### [What to work on]
Repeat the records in full and exactly, omitting pictures.

### [Records for the task]
━━━━━━━━━━━━━━━━━━━━
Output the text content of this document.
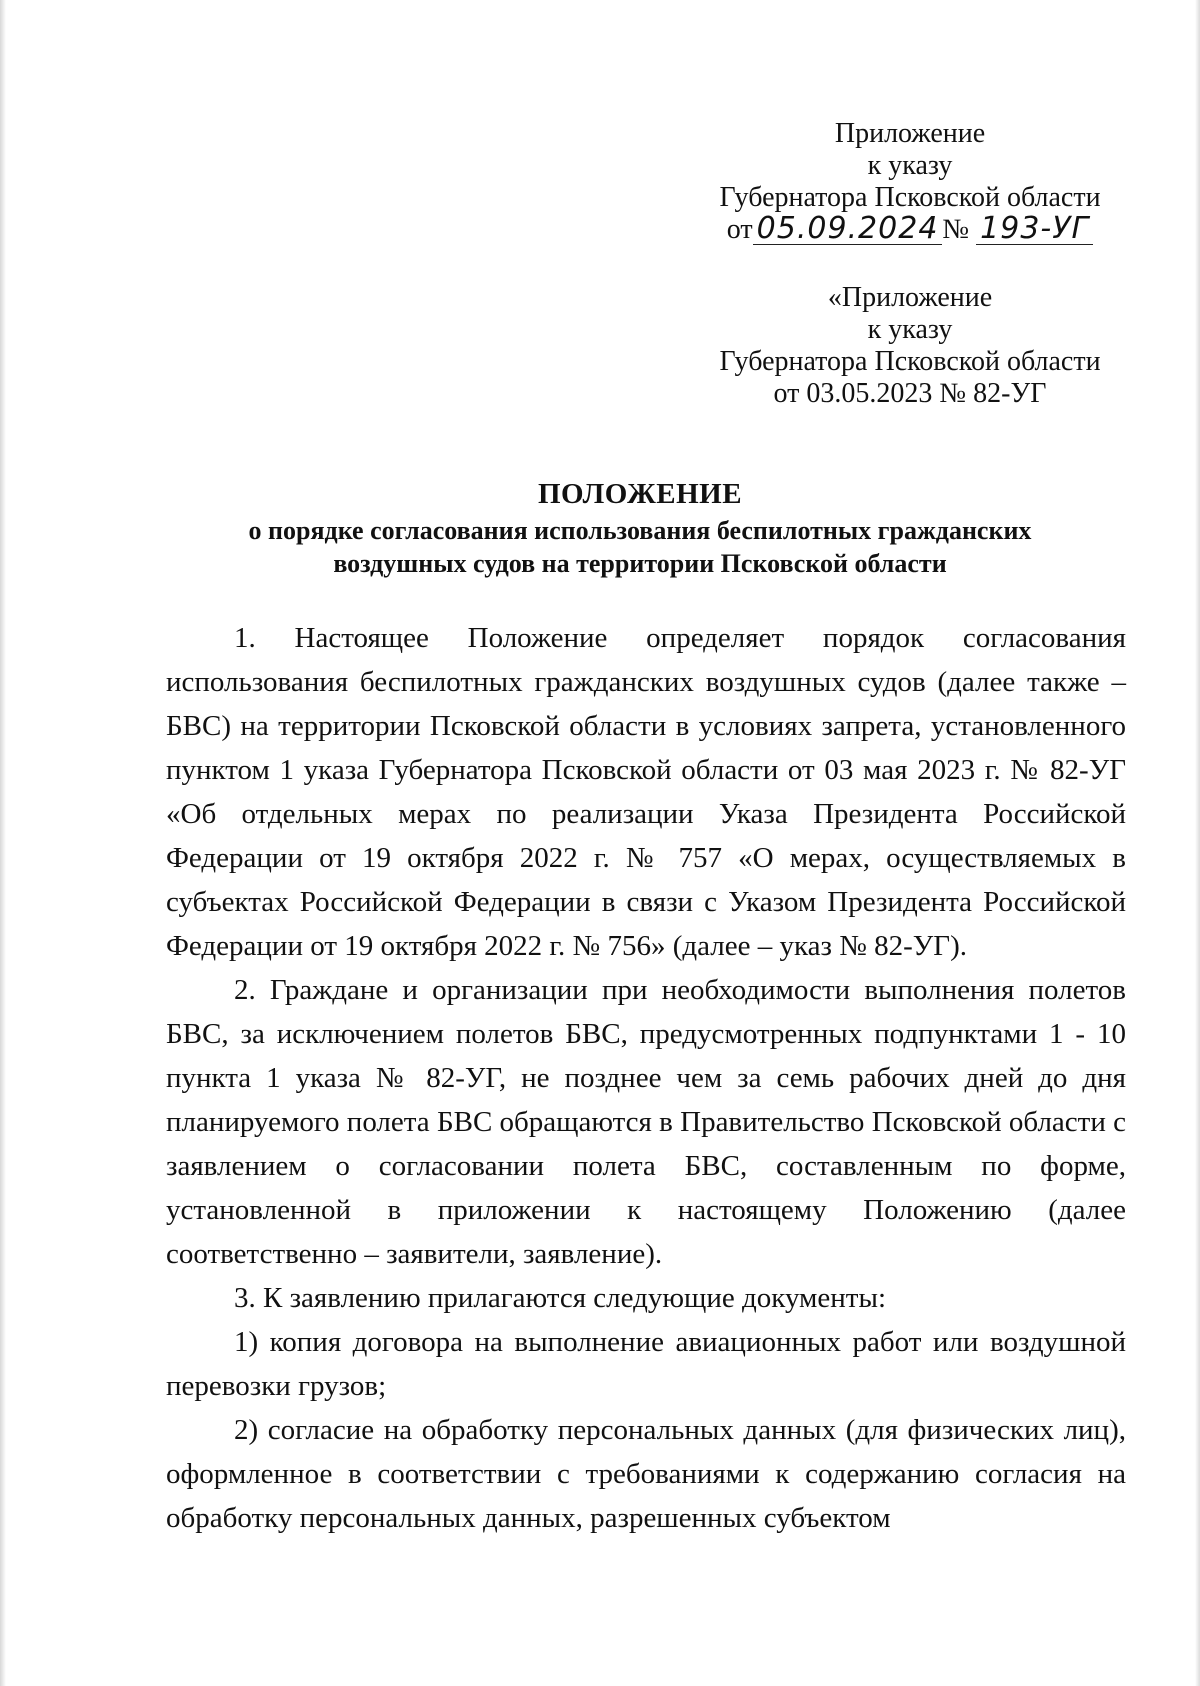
Приложение
к указу
Губернатора Псковской области
от 05.09.2024 № 193-УГ
«Приложение
к указу
Губернатора Псковской области
от 03.05.2023 № 82-УГ
ПОЛОЖЕНИЕ
о порядке согласования использования беспилотных гражданских
воздушных судов на территории Псковской области

1. Настоящее Положение определяет порядок согласования использования беспилотных гражданских воздушных судов (далее также – БВС) на территории Псковской области в условиях запрета, установленного пунктом 1 указа Губернатора Псковской области от 03 мая 2023 г. № 82-УГ «Об отдельных мерах по реализации Указа Президента Российской Федерации от 19 октября 2022 г. № 757 «О мерах, осуществляемых в субъектах Российской Федерации в связи с Указом Президента Российской Федерации от 19 октября 2022 г. № 756» (далее – указ № 82-УГ).

2. Граждане и организации при необходимости выполнения полетов БВС, за исключением полетов БВС, предусмотренных подпунктами 1 - 10 пункта 1 указа № 82-УГ, не позднее чем за семь рабочих дней до дня планируемого полета БВС обращаются в Правительство Псковской области с заявлением о согласовании полета БВС, составленным по форме, установленной в приложении к настоящему Положению (далее соответственно – заявители, заявление).

3. К заявлению прилагаются следующие документы:

1) копия договора на выполнение авиационных работ или воздушной перевозки грузов;

2) согласие на обработку персональных данных (для физических лиц), оформленное в соответствии с требованиями к содержанию согласия на обработку персональных данных, разрешенных субъектом
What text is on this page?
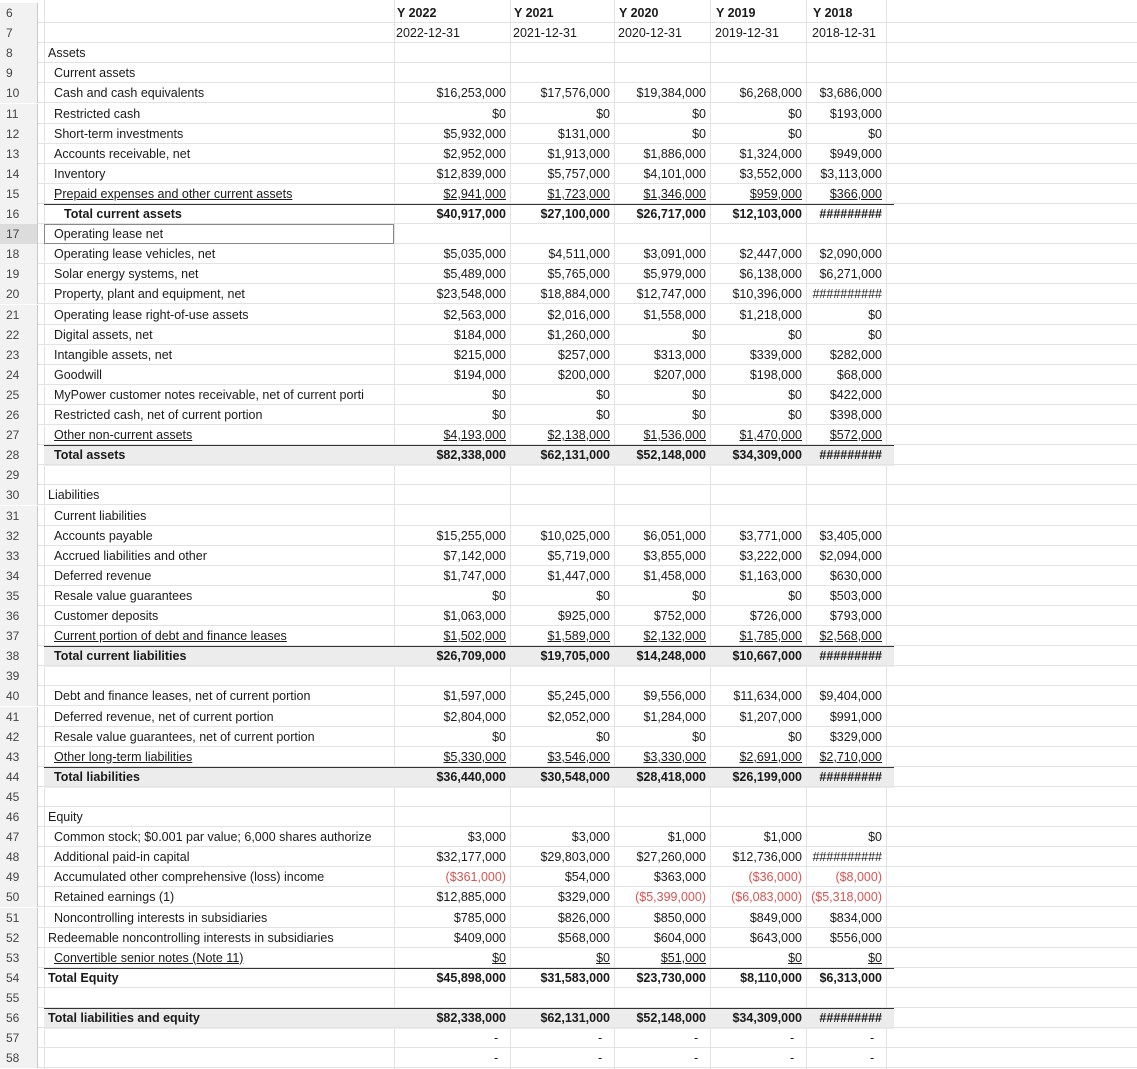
6	Y 2022	Y 2021	Y 2020	Y 2019	Y 2018
7	2022-12-31	2021-12-31	2020-12-31	2019-12-31	2018-12-31
8	Assets
9	Current assets
10	Cash and cash equivalents	$16,253,000	$17,576,000 $19,384,000	$6,268,000 $3,686,000
11	Restricted cash	$0	$0	$0	$0 $193,000
12	Short-term investments	$5,932,000	$131,000	$0	$0	$0
13	Accounts receivable, net	$2,952,000	$1,913,000	$1,886,000	$1,324,000 $949,000
14	Inventory	$12,839,000	$5,757,000	$4,101,000	$3,552,000 $3,113,000
15	Prepaid expenses and other current assets	$2,941,000	$1,723,000	$1,346,000	$959,000 $366,000
16	Total current assets	$40,917,000	$27,100,000 $26,717,000 $12,103,000 #########
17	Operating lease net
18	Operating lease vehicles, net	$5,035,000	$4,511,000	$3,091,000	$2,447,000 $2,090,000
19	Solar energy systems, net	$5,489,000	$5,765,000	$5,979,000	$6,138,000 $6,271,000
20	Property, plant and equipment, net	$23,548,000	$18,884,000 $12,747,000 $10,396,000 ##########
21	Operating lease right-of-use assets	$2,563,000	$2,016,000	$1,558,000	$1,218,000	$0
22	Digital assets, net	$184,000	$1,260,000	$0	$0	$0
23	Intangible assets, net	$215,000	$257,000	$313,000	$339,000 $282,000
24	Goodwill	$194,000	$200,000	$207,000	$198,000	$68,000
25	MyPower customer notes receivable, net of current porti	$0	$0	$0	$0 $422,000
26	Restricted cash, net of current portion	$0	$0	$0	$0 $398,000
27	Other non-current assets	$4,193,000	$2,138,000	$1,536,000	$1,470,000 $572,000
28	Total assets	$82,338,000	$62,131,000 $52,148,000 $34,309,000 #########
29
30	Liabilities
31	Current liabilities
32	Accounts payable	$15,255,000	$10,025,000	$6,051,000	$3,771,000 $3,405,000
33	Accrued liabilities and other	$7,142,000	$5,719,000	$3,855,000	$3,222,000 $2,094,000
34	Deferred revenue	$1,747,000	$1,447,000	$1,458,000	$1,163,000 $630,000
35	Resale value guarantees	$0	$0	$0	$0 $503,000
36	Customer deposits	$1,063,000	$925,000	$752,000	$726,000 $793,000
37	Current portion of debt and finance leases	$1,502,000	$1,589,000	$2,132,000	$1,785,000 $2,568,000
38	Total current liabilities	$26,709,000	$19,705,000 $14,248,000 $10,667,000 #########
39
40	Debt and finance leases, net of current portion	$1,597,000	$5,245,000	$9,556,000 $11,634,000 $9,404,000
41	Deferred revenue, net of current portion	$2,804,000	$2,052,000	$1,284,000	$1,207,000 $991,000
42	Resale value guarantees, net of current portion	$0	$0	$0	$0 $329,000
43	Other long-term liabilities	$5,330,000	$3,546,000	$3,330,000	$2,691,000 $2,710,000
44	Total liabilities	$36,440,000	$30,548,000 $28,418,000 $26,199,000 #########
45
46	Equity
47	Common stock; $0.001 par value; 6,000 shares authorize	$3,000	$3,000	$1,000	$1,000	$0
48	Additional paid-in capital	$32,177,000	$29,803,000 $27,260,000 $12,736,000 ##########
49	Accumulated other comprehensive (loss) income	($361,000)	$54,000	$363,000	($36,000)	($8,000)
50	Retained earnings (1)	$12,885,000	$329,000 ($5,399,000) ($6,083,000) ($5,318,000)
51	Noncontrolling interests in subsidiaries	$785,000	$826,000	$850,000	$849,000 $834,000
52	Redeemable noncontrolling interests in subsidiaries	$409,000	$568,000	$604,000	$643,000 $556,000
53	Convertible senior notes (Note 11)	$0	$0	$51,000	$0	$0
54	Total Equity	$45,898,000	$31,583,000 $23,730,000	$8,110,000 $6,313,000
55
56	Total liabilities and equity	$82,338,000	$62,131,000 $52,148,000 $34,309,000 #########
57	-	-	-	-	-
58	-	-	-	-	-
━━━━━━━━━━━━━━━━━━━━
### [Solution to this exercise]
Output the text content of this document.
Приложение
к указу
Губернатора Псковской области
от 05.09.2024 № 193-УГ
«Приложение
к указу
Губернатора Псковской области
от 03.05.2023 № 82-УГ
ПОЛОЖЕНИЕ
о порядке согласования использования беспилотных гражданских
воздушных судов на территории Псковской области

1. Настоящее Положение определяет порядок согласования использования беспилотных гражданских воздушных судов (далее также – БВС) на территории Псковской области в условиях запрета, установленного пунктом 1 указа Губернатора Псковской области от 03 мая 2023 г. № 82-УГ «Об отдельных мерах по реализации Указа Президента Российской Федерации от 19 октября 2022 г. № 757 «О мерах, осуществляемых в субъектах Российской Федерации в связи с Указом Президента Российской Федерации от 19 октября 2022 г. № 756» (далее – указ № 82-УГ).

2. Граждане и организации при необходимости выполнения полетов БВС, за исключением полетов БВС, предусмотренных подпунктами 1 - 10 пункта 1 указа № 82-УГ, не позднее чем за семь рабочих дней до дня планируемого полета БВС обращаются в Правительство Псковской области с заявлением о согласовании полета БВС, составленным по форме, установленной в приложении к настоящему Положению (далее соответственно – заявители, заявление).

3. К заявлению прилагаются следующие документы:

1) копия договора на выполнение авиационных работ или воздушной перевозки грузов;

2) согласие на обработку персональных данных (для физических лиц), оформленное в соответствии с требованиями к содержанию согласия на обработку персональных данных, разрешенных субъектом
What text is on this page?
6	Y 2022	Y 2021	Y 2020	Y 2019	Y 2018
7	2022-12-31	2021-12-31	2020-12-31	2019-12-31	2018-12-31
8	Assets
9	Current assets
10	Cash and cash equivalents	$16,253,000	$17,576,000 $19,384,000	$6,268,000 $3,686,000
11	Restricted cash	$0	$0	$0	$0 $193,000
12	Short-term investments	$5,932,000	$131,000	$0	$0	$0
13	Accounts receivable, net	$2,952,000	$1,913,000	$1,886,000	$1,324,000 $949,000
14	Inventory	$12,839,000	$5,757,000	$4,101,000	$3,552,000 $3,113,000
15	Prepaid expenses and other current assets	$2,941,000	$1,723,000	$1,346,000	$959,000 $366,000
16	Total current assets	$40,917,000	$27,100,000 $26,717,000 $12,103,000 #########
17	Operating lease net
18	Operating lease vehicles, net	$5,035,000	$4,511,000	$3,091,000	$2,447,000 $2,090,000
19	Solar energy systems, net	$5,489,000	$5,765,000	$5,979,000	$6,138,000 $6,271,000
20	Property, plant and equipment, net	$23,548,000	$18,884,000 $12,747,000 $10,396,000 ##########
21	Operating lease right-of-use assets	$2,563,000	$2,016,000	$1,558,000	$1,218,000	$0
22	Digital assets, net	$184,000	$1,260,000	$0	$0	$0
23	Intangible assets, net	$215,000	$257,000	$313,000	$339,000 $282,000
24	Goodwill	$194,000	$200,000	$207,000	$198,000	$68,000
25	MyPower customer notes receivable, net of current porti	$0	$0	$0	$0 $422,000
26	Restricted cash, net of current portion	$0	$0	$0	$0 $398,000
27	Other non-current assets	$4,193,000	$2,138,000	$1,536,000	$1,470,000 $572,000
28	Total assets	$82,338,000	$62,131,000 $52,148,000 $34,309,000 #########
29
30	Liabilities
31	Current liabilities
32	Accounts payable	$15,255,000	$10,025,000	$6,051,000	$3,771,000 $3,405,000
33	Accrued liabilities and other	$7,142,000	$5,719,000	$3,855,000	$3,222,000 $2,094,000
34	Deferred revenue	$1,747,000	$1,447,000	$1,458,000	$1,163,000 $630,000
35	Resale value guarantees	$0	$0	$0	$0 $503,000
36	Customer deposits	$1,063,000	$925,000	$752,000	$726,000 $793,000
37	Current portion of debt and finance leases	$1,502,000	$1,589,000	$2,132,000	$1,785,000 $2,568,000
38	Total current liabilities	$26,709,000	$19,705,000 $14,248,000 $10,667,000 #########
39
40	Debt and finance leases, net of current portion	$1,597,000	$5,245,000	$9,556,000 $11,634,000 $9,404,000
41	Deferred revenue, net of current portion	$2,804,000	$2,052,000	$1,284,000	$1,207,000 $991,000
42	Resale value guarantees, net of current portion	$0	$0	$0	$0 $329,000
43	Other long-term liabilities	$5,330,000	$3,546,000	$3,330,000	$2,691,000 $2,710,000
44	Total liabilities	$36,440,000	$30,548,000 $28,418,000 $26,199,000 #########
45
46	Equity
47	Common stock; $0.001 par value; 6,000 shares authorize	$3,000	$3,000	$1,000	$1,000	$0
48	Additional paid-in capital	$32,177,000	$29,803,000 $27,260,000 $12,736,000 ##########
49	Accumulated other comprehensive (loss) income	($361,000)	$54,000	$363,000	($36,000)	($8,000)
50	Retained earnings (1)	$12,885,000	$329,000 ($5,399,000) ($6,083,000) ($5,318,000)
51	Noncontrolling interests in subsidiaries	$785,000	$826,000	$850,000	$849,000 $834,000
52	Redeemable noncontrolling interests in subsidiaries	$409,000	$568,000	$604,000	$643,000 $556,000
53	Convertible senior notes (Note 11)	$0	$0	$51,000	$0	$0
54	Total Equity	$45,898,000	$31,583,000 $23,730,000	$8,110,000 $6,313,000
55
56	Total liabilities and equity	$82,338,000	$62,131,000 $52,148,000 $34,309,000 #########
57	-	-	-	-	-
58	-	-	-	-	-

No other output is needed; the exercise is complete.